→ **Stored data**:
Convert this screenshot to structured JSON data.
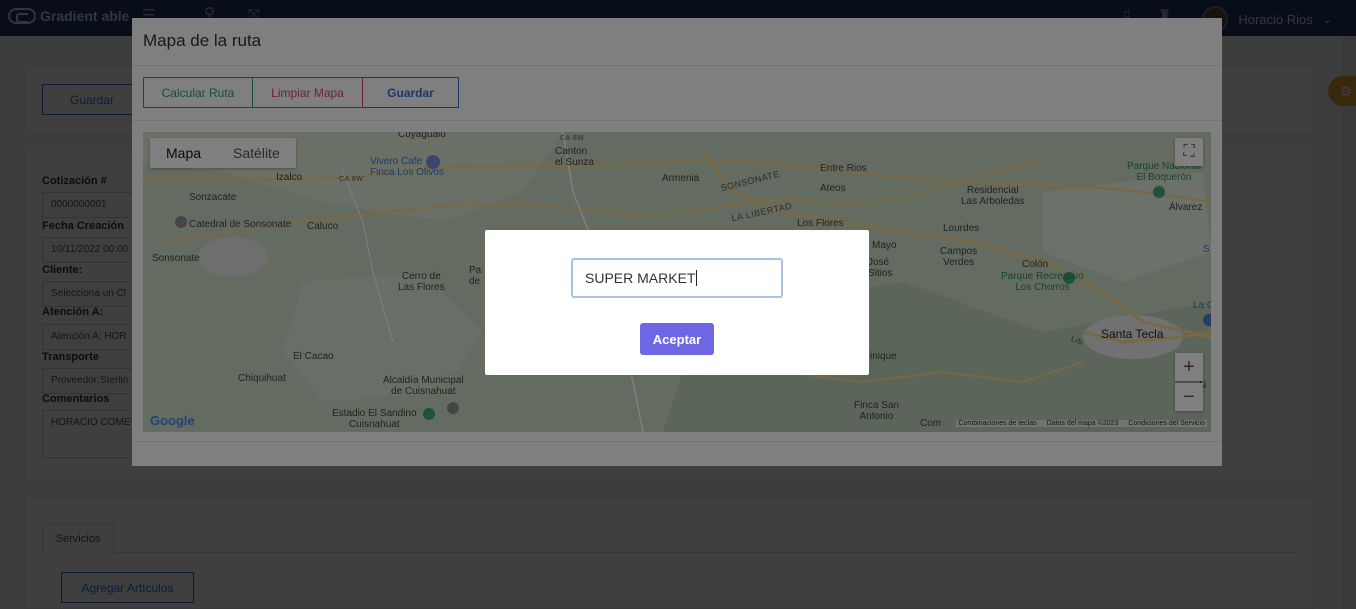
{
  "navbar": {
    "brand": "Gradient able",
    "user_name": "Horacio Rios"
  },
  "page": {
    "save_label": "Guardar",
    "fields": [
      {
        "label": "Cotización #",
        "value": "0000000001"
      },
      {
        "label": "Fecha Creación",
        "value": "10/11/2022 00:00"
      },
      {
        "label": "Cliente:",
        "value": "Selecciona un Cl"
      },
      {
        "label": "Atención A:",
        "value": "Atención A: HOR"
      },
      {
        "label": "Transporte",
        "value": "Proveedor:Sterlin"
      },
      {
        "label": "Comentarios",
        "value": "HORACIO COMET"
      }
    ],
    "tab_servicios": "Servicios",
    "add_items_label": "Agregar Artículos"
  },
  "modal": {
    "title": "Mapa de la ruta",
    "buttons": {
      "calcular": "Calcular Ruta",
      "limpiar": "Limpiar Mapa",
      "guardar": "Guardar"
    },
    "colors": {
      "calcular": "#2b9b7a",
      "limpiar": "#e0475c",
      "guardar": "#3a6fd1"
    }
  },
  "map": {
    "type_map": "Mapa",
    "type_satellite": "Satélite",
    "logo": "Google",
    "attribution": [
      "Combinaciones de teclas",
      "Datos del mapa ©2023",
      "Condiciones del Servicio"
    ],
    "places": {
      "cuyagualo": "Cuyagualo",
      "canton": "Canton\nel Sunza",
      "vivero": "Vivero Cafe\nFinca Los Olivos",
      "izalco": "Izalco",
      "sonzacate": "Sonzacate",
      "catedral": "Catedral de Sonsonate",
      "sonsonate": "Sonsonate",
      "caluco": "Caluco",
      "cerro": "Cerro de\nLas Flores",
      "armenia": "Armenia",
      "entre_rios": "Entre Rios",
      "ateos": "Ateos",
      "los_flores": "Los Flores",
      "residencial": "Residencial\nLas Arboledas",
      "parque_nacional": "Parque Nacional\nEl Boquerón",
      "alvarez": "Álvarez",
      "lourdes": "Lourdes",
      "campos": "Campos\nVerdes",
      "colon": "Colón",
      "parque_rec": "Parque Recreativo\nLos Chorros",
      "la_gran": "La Gran",
      "santa_tecla": "Santa Tecla",
      "mayo": "Mayo",
      "jose": "José\nSitios",
      "el_cacao": "El Cacao",
      "chiquihuat": "Chiquihuat",
      "alcaldia": "Alcaldía Municipal\nde Cuisnahuat",
      "estadio": "Estadio El Sandino\nCuisnahuat",
      "finca": "Finca San\nAntonio",
      "nique": "inique",
      "com": "Com",
      "pa": "Pa\nde",
      "s": "S",
      "cu": "Cu",
      "n": "N"
    },
    "roads": {
      "sonsonate": "SONSONATE",
      "libertad": "LA LIBERTAD",
      "ca8w_a": "CA 8W",
      "ca8w_b": "CA 8W",
      "lib": "Lib"
    }
  },
  "dialog": {
    "input_value": "SUPER MARKET",
    "accept_label": "Aceptar"
  }
}
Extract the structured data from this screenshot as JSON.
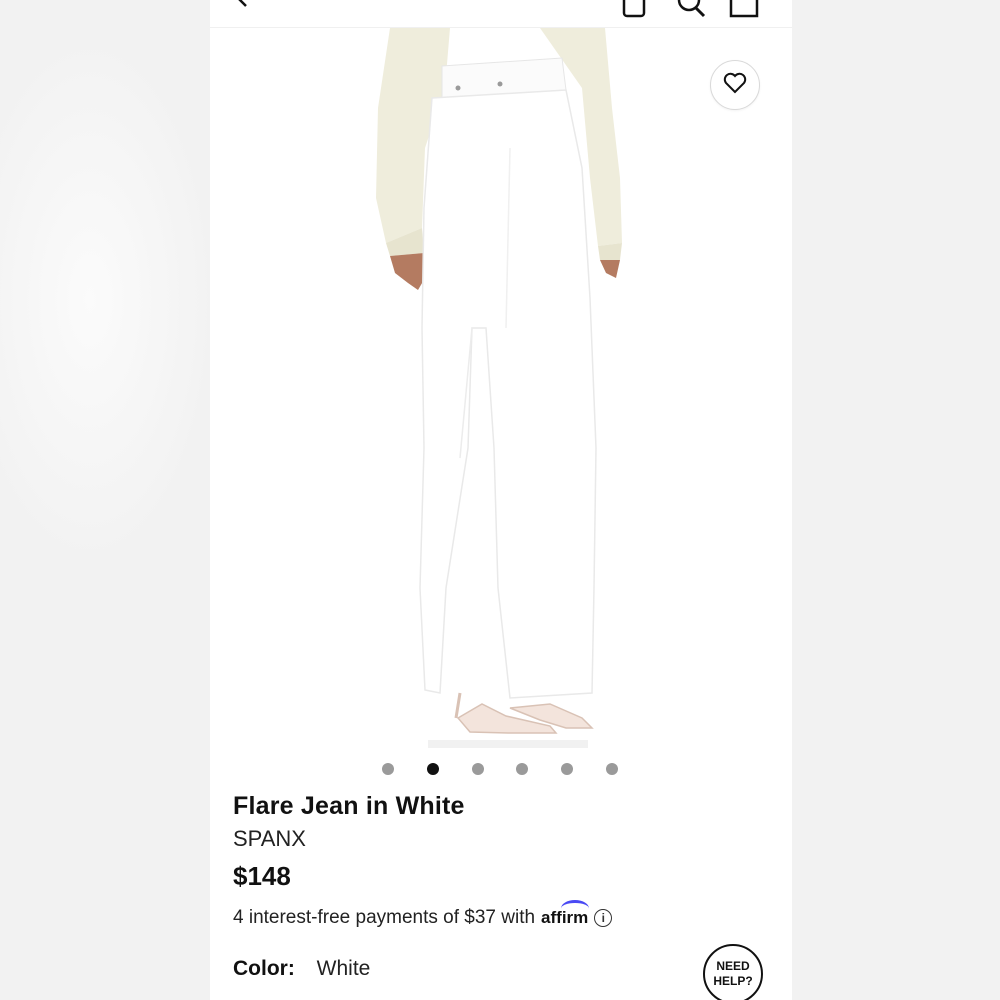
{
  "topbar": {
    "icons": [
      "back-chevron-icon",
      "account-icon",
      "search-icon",
      "bag-icon"
    ]
  },
  "gallery": {
    "image_alt": "model wearing white flare jeans with cream sweater and nude heeled sandals",
    "dot_count": 6,
    "active_index": 1
  },
  "product": {
    "title": "Flare Jean in White",
    "brand": "SPANX",
    "price": "$148"
  },
  "payments": {
    "text": "4 interest-free payments of $37 with",
    "provider": "affirm",
    "info_icon": "i"
  },
  "color": {
    "label": "Color",
    "separator": ":",
    "value": "White"
  },
  "help": {
    "line1": "NEED",
    "line2": "HELP?"
  },
  "colors": {
    "affirm_blue": "#4a4af4",
    "sweater": "#efeddc",
    "jeans": "#ffffff"
  }
}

→ **What you are asked to do**:
Transcribe all the lines above exactly, apart from the pictures.

→ **Result below**:
Convert this screenshot to structured JSON data.
{
  "navbar": {
    "brand": "Gradient able",
    "user_name": "Horacio Rios"
  },
  "page": {
    "save_label": "Guardar",
    "fields": [
      {
        "label": "Cotización #",
        "value": "0000000001"
      },
      {
        "label": "Fecha Creación",
        "value": "10/11/2022 00:00"
      },
      {
        "label": "Cliente:",
        "value": "Selecciona un Cl"
      },
      {
        "label": "Atención A:",
        "value": "Atención A: HOR"
      },
      {
        "label": "Transporte",
        "value": "Proveedor:Sterlin"
      },
      {
        "label": "Comentarios",
        "value": "HORACIO COMET"
      }
    ],
    "tab_servicios": "Servicios",
    "add_items_label": "Agregar Artículos"
  },
  "modal": {
    "title": "Mapa de la ruta",
    "buttons": {
      "calcular": "Calcular Ruta",
      "limpiar": "Limpiar Mapa",
      "guardar": "Guardar"
    },
    "colors": {
      "calcular": "#2b9b7a",
      "limpiar": "#e0475c",
      "guardar": "#3a6fd1"
    }
  },
  "map": {
    "type_map": "Mapa",
    "type_satellite": "Satélite",
    "logo": "Google",
    "attribution": [
      "Combinaciones de teclas",
      "Datos del mapa ©2023",
      "Condiciones del Servicio"
    ],
    "places": {
      "cuyagualo": "Cuyagualo",
      "canton": "Canton\nel Sunza",
      "vivero": "Vivero Cafe\nFinca Los Olivos",
      "izalco": "Izalco",
      "sonzacate": "Sonzacate",
      "catedral": "Catedral de Sonsonate",
      "sonsonate": "Sonsonate",
      "caluco": "Caluco",
      "cerro": "Cerro de\nLas Flores",
      "armenia": "Armenia",
      "entre_rios": "Entre Rios",
      "ateos": "Ateos",
      "los_flores": "Los Flores",
      "residencial": "Residencial\nLas Arboledas",
      "parque_nacional": "Parque Nacional\nEl Boquerón",
      "alvarez": "Álvarez",
      "lourdes": "Lourdes",
      "campos": "Campos\nVerdes",
      "colon": "Colón",
      "parque_rec": "Parque Recreativo\nLos Chorros",
      "la_gran": "La Gran",
      "santa_tecla": "Santa Tecla",
      "mayo": "Mayo",
      "jose": "José\nSitios",
      "el_cacao": "El Cacao",
      "chiquihuat": "Chiquihuat",
      "alcaldia": "Alcaldía Municipal\nde Cuisnahuat",
      "estadio": "Estadio El Sandino\nCuisnahuat",
      "finca": "Finca San\nAntonio",
      "nique": "inique",
      "com": "Com",
      "pa": "Pa\nde",
      "s": "S",
      "cu": "Cu",
      "n": "N"
    },
    "roads": {
      "sonsonate": "SONSONATE",
      "libertad": "LA LIBERTAD",
      "ca8w_a": "CA 8W",
      "ca8w_b": "CA 8W",
      "lib": "Lib"
    }
  },
  "dialog": {
    "input_value": "SUPER MARKET",
    "accept_label": "Aceptar"
  }
}
Extract the structured data from this screenshot as JSON.
{
  "topbar": {
    "icons": [
      "back-chevron-icon",
      "account-icon",
      "search-icon",
      "bag-icon"
    ]
  },
  "gallery": {
    "image_alt": "model wearing white flare jeans with cream sweater and nude heeled sandals",
    "dot_count": 6,
    "active_index": 1
  },
  "product": {
    "title": "Flare Jean in White",
    "brand": "SPANX",
    "price": "$148"
  },
  "payments": {
    "text": "4 interest-free payments of $37 with",
    "provider": "affirm",
    "info_icon": "i"
  },
  "color": {
    "label": "Color",
    "separator": ":",
    "value": "White"
  },
  "help": {
    "line1": "NEED",
    "line2": "HELP?"
  },
  "colors": {
    "affirm_blue": "#4a4af4",
    "sweater": "#efeddc",
    "jeans": "#ffffff"
  }
}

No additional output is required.